→ **Short task**: Set the following entries down again exactly, line by line.

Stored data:
☆ ☆ ☆ ☆ ☆ ☆ ☆

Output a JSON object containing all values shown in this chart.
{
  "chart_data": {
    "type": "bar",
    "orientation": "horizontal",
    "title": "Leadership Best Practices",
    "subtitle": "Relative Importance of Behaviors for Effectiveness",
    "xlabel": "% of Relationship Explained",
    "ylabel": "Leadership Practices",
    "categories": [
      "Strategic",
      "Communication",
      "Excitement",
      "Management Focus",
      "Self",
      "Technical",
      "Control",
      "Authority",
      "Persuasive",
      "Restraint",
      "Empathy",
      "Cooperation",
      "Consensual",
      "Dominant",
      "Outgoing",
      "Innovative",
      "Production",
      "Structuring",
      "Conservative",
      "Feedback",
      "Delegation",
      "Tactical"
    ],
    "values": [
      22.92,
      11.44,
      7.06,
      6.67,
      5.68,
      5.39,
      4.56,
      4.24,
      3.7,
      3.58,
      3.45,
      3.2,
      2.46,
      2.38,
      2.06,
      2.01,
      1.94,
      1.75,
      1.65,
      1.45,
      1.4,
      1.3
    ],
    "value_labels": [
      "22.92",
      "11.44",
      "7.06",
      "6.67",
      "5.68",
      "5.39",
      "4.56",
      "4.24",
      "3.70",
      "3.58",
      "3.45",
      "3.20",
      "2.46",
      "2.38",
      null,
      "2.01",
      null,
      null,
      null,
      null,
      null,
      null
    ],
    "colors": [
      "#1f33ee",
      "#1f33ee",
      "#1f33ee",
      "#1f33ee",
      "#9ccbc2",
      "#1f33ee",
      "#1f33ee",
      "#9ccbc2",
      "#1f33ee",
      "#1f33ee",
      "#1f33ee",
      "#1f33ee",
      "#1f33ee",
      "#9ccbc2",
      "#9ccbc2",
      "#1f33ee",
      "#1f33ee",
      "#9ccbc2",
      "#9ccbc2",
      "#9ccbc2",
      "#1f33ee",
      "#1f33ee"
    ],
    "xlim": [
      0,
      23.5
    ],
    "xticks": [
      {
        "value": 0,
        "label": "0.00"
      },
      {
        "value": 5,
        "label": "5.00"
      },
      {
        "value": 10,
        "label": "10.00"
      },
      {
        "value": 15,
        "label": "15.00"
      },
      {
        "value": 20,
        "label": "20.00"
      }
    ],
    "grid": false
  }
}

☆ ☆ ☆ ☆ ☆ ☆ ☆

→ **Reply to the task**:
Output a JSON object containing all values shown in this chart.
{
  "chart_data": {
    "type": "bar",
    "orientation": "horizontal",
    "title": "Leadership Best Practices",
    "subtitle": "Relative Importance of Behaviors for Effectiveness",
    "xlabel": "% of Relationship Explained",
    "ylabel": "Leadership Practices",
    "categories": [
      "Strategic",
      "Communication",
      "Excitement",
      "Management Focus",
      "Self",
      "Technical",
      "Control",
      "Authority",
      "Persuasive",
      "Restraint",
      "Empathy",
      "Cooperation",
      "Consensual",
      "Dominant",
      "Outgoing",
      "Innovative",
      "Production",
      "Structuring",
      "Conservative",
      "Feedback",
      "Delegation",
      "Tactical"
    ],
    "values": [
      22.92,
      11.44,
      7.06,
      6.67,
      5.68,
      5.39,
      4.56,
      4.24,
      3.7,
      3.58,
      3.45,
      3.2,
      2.46,
      2.38,
      2.06,
      2.01,
      1.94,
      1.75,
      1.65,
      1.45,
      1.4,
      1.3
    ],
    "value_labels": [
      "22.92",
      "11.44",
      "7.06",
      "6.67",
      "5.68",
      "5.39",
      "4.56",
      "4.24",
      "3.70",
      "3.58",
      "3.45",
      "3.20",
      "2.46",
      "2.38",
      null,
      "2.01",
      null,
      null,
      null,
      null,
      null,
      null
    ],
    "colors": [
      "#1f33ee",
      "#1f33ee",
      "#1f33ee",
      "#1f33ee",
      "#9ccbc2",
      "#1f33ee",
      "#1f33ee",
      "#9ccbc2",
      "#1f33ee",
      "#1f33ee",
      "#1f33ee",
      "#1f33ee",
      "#1f33ee",
      "#9ccbc2",
      "#9ccbc2",
      "#1f33ee",
      "#1f33ee",
      "#9ccbc2",
      "#9ccbc2",
      "#9ccbc2",
      "#1f33ee",
      "#1f33ee"
    ],
    "xlim": [
      0,
      23.5
    ],
    "xticks": [
      {
        "value": 0,
        "label": "0.00"
      },
      {
        "value": 5,
        "label": "5.00"
      },
      {
        "value": 10,
        "label": "10.00"
      },
      {
        "value": 15,
        "label": "15.00"
      },
      {
        "value": 20,
        "label": "20.00"
      }
    ],
    "grid": false
  }
}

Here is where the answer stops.